TASK DIRECTIONS: Check every line of the entries for "Take", and copy the lines that hold it.

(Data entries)
★ ★ ★ ★ ★

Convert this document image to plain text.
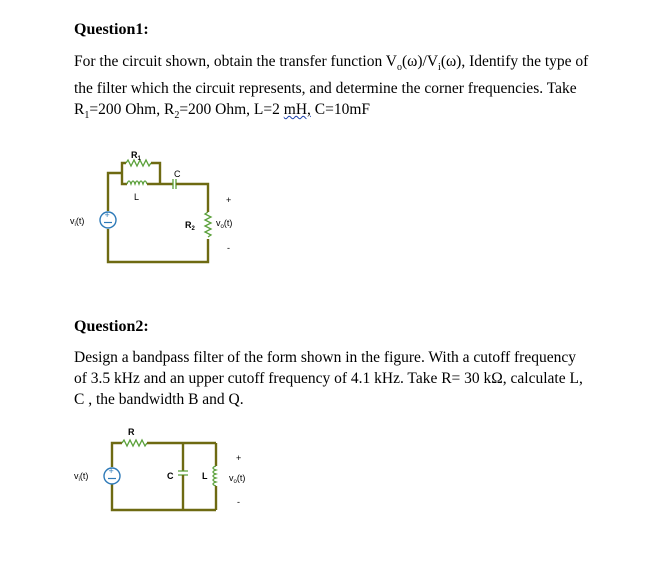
Question1:
For the circuit shown, obtain the transfer function $V_o(\omega)/V_i(\omega)$, Identify the type of
the filter which the circuit represents, and determine the corner frequencies. Take
$R_1=200$ Ohm, $R_2=200$ Ohm, L=2 mH, C=10mF
+
$R_1$
C
L
$v_i(t)$	$R_2$
$v_o(t)$
+
-
Question2:
Design a bandpass filter of the form shown in the figure. With a cutoff frequency
of 3.5 kHz and an upper cutoff frequency of 4.1 kHz. Take R= 30 kΩ, calculate L,
C , the bandwidth B and Q.
+
R
C	L
$v_i(t)$	$v_o(t)$
+
-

★ ★ ★ ★ ★

OUTPUT FOR THIS TASK:
the filter which the circuit represents, and determine the corner frequencies. Take
of 3.5 kHz and an upper cutoff frequency of 4.1 kHz. Take R= 30 kΩ, calculate L,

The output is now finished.